▸ TEXTO MOSTRADO:
De esta forma, Rubén Darío describe París, su símbolo de la modernidad, plagada de elementos atractivos pero también de defectos, que la convierten en una ciudad que reúne lo mejor y lo peor de la condición humana.
Las pinturas de Böklin
En "Poemas de arte", específicamente en las crónicas contenidas en el apartado "Böklin", el autor explora la poesía en prosa a través de la descripciones de diversos cuadros del artista plástico Arnold Böcklin. Por ejemplo, este fragmento corresponde a "La isla de los muertos", crónica que describe el cuadro homólogo:
Es en un lejano lugar en donde reina el silencio. El agua no tiene una sola voz en su cristal, ni el viento en sus leves soplos, ni los negros árboles mortuorios en sus hojas: los negros cipreses mortuorios, que semejan, agrupados y silenciosos, monjes-fantasmas.

▸ TAREAS PENDIENTES:
A - Resume en dos oraciones el texto sobre Rubén Darío.
B - Según el texto sobre Rubén Darío, ¿a qué se asemejan los negros cipreses mortuorios de "La isla de los muertos"?
C - Prosigue el texto sobre Rubén Darío y las pinturas de Böcklin a partir de su última oración.

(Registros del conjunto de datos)
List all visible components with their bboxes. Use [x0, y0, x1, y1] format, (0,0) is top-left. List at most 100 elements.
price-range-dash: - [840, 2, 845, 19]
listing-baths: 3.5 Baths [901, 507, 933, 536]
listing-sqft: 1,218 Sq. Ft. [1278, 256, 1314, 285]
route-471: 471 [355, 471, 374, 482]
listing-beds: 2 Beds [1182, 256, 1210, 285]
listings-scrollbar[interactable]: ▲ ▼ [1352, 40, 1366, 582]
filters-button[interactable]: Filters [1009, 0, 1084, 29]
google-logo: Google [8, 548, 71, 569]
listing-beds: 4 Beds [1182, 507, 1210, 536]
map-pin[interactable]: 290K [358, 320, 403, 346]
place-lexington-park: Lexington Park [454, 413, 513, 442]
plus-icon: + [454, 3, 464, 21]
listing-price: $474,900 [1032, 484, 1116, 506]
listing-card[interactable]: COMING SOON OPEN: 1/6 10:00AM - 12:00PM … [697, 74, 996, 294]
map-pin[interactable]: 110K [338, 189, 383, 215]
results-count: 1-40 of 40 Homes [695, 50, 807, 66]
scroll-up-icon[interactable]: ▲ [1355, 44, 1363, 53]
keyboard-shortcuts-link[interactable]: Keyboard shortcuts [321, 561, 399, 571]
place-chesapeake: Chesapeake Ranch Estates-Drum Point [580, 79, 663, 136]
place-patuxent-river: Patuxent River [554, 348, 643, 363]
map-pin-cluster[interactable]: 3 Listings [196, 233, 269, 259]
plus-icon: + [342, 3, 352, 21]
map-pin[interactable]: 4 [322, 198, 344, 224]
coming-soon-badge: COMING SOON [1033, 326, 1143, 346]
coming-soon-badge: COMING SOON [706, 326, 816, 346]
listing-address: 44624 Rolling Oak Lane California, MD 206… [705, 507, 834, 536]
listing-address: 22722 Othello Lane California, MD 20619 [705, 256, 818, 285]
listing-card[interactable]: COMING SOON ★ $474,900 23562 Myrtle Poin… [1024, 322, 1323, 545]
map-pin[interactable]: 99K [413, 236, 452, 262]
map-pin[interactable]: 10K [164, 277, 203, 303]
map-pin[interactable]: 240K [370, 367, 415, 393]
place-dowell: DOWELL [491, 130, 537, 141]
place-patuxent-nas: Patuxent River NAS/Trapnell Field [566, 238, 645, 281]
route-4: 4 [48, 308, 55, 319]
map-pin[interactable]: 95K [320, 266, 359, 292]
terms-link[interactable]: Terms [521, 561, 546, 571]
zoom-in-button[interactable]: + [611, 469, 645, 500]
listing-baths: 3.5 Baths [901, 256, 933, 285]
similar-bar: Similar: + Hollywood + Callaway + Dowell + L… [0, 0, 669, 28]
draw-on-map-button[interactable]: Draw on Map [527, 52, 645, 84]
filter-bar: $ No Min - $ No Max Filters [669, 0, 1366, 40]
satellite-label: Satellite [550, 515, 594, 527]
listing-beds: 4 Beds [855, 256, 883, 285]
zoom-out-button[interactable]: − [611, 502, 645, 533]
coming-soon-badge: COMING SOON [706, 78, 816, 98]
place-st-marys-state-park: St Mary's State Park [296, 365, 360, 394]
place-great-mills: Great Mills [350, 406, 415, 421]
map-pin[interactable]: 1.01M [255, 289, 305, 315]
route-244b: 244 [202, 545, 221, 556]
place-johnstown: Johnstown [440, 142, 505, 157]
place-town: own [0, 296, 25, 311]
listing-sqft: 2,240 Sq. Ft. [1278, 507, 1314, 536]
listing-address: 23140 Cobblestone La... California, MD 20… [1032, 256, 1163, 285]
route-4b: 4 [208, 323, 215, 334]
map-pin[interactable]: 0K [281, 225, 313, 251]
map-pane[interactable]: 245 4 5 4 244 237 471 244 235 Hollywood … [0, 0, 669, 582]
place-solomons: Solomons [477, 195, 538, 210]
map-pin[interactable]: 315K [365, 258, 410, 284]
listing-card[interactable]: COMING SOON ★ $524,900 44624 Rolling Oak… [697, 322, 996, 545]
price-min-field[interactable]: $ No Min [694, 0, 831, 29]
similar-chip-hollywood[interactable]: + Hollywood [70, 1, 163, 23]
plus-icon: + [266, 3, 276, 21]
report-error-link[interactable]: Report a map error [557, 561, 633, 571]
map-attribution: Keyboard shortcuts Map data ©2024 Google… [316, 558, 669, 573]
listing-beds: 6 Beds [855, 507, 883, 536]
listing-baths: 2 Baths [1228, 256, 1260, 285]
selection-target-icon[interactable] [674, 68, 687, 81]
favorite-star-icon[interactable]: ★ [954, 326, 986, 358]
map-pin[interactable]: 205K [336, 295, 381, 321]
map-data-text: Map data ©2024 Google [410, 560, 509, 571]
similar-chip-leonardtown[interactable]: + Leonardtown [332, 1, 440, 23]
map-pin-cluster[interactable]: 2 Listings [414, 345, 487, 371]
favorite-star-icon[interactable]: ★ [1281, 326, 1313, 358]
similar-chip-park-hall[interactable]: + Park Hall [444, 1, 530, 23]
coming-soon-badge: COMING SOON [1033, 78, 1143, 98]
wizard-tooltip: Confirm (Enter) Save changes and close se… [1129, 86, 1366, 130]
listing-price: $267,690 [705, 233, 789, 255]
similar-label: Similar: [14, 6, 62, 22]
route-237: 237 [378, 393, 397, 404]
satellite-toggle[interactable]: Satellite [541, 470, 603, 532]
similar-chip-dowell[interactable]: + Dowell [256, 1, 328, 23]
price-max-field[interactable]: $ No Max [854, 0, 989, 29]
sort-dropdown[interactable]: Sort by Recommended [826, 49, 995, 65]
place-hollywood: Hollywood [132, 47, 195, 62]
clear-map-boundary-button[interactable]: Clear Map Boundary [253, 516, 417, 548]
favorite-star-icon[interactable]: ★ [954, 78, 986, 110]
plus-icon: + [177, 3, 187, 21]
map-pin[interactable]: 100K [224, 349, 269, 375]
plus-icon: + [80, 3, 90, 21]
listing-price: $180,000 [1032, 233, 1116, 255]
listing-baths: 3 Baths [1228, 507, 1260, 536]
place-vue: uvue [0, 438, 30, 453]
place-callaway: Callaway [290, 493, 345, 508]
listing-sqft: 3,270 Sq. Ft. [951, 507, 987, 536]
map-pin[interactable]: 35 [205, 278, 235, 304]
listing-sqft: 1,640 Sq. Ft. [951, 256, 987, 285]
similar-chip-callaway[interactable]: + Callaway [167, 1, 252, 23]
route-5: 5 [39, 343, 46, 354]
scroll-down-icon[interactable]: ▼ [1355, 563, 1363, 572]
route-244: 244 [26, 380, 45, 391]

▸ RESPUESTAS POR TAREA:
A - Rubén Darío describe París como su símbolo de la modernidad, una ciudad con elementos atractivos y también defectos que reúne lo mejor y lo peor de la condición humana. En las crónicas del apartado "Böklin" de "Poemas de arte", el autor explora la poesía en prosa mediante descripciones de cuadros de Arnold Böcklin, como "La isla de los muertos".

B - A monjes-fantasmas, agrupados y silenciosos.

C -
Cavadas en las volcánicas rocas mordidas y rajadas por el tiempo, se ven, a modo de nichos oscuros, las bocas de las criptas, en donde, bajo el misterioso, taciturno cielo, duermen los muertos. La lámina especular de abajo refleja los muros de ese solitario palacio de lo desconocido. Se acerca, en su barca de duelo, un mudo enterrador (p. 167).
En "Idilio marino", Rubén Darío describe el cuadro titulado "Venus Anadyomene":
Un tritón velludo y escamoso hace cantar su ronco caracol, en tanto que el monstruo recibe una caricia de la tentadora mujer, que bajo el inmenso cielo ofrece su fatal hermosura en el abandono de su supremo impudor (p. 170).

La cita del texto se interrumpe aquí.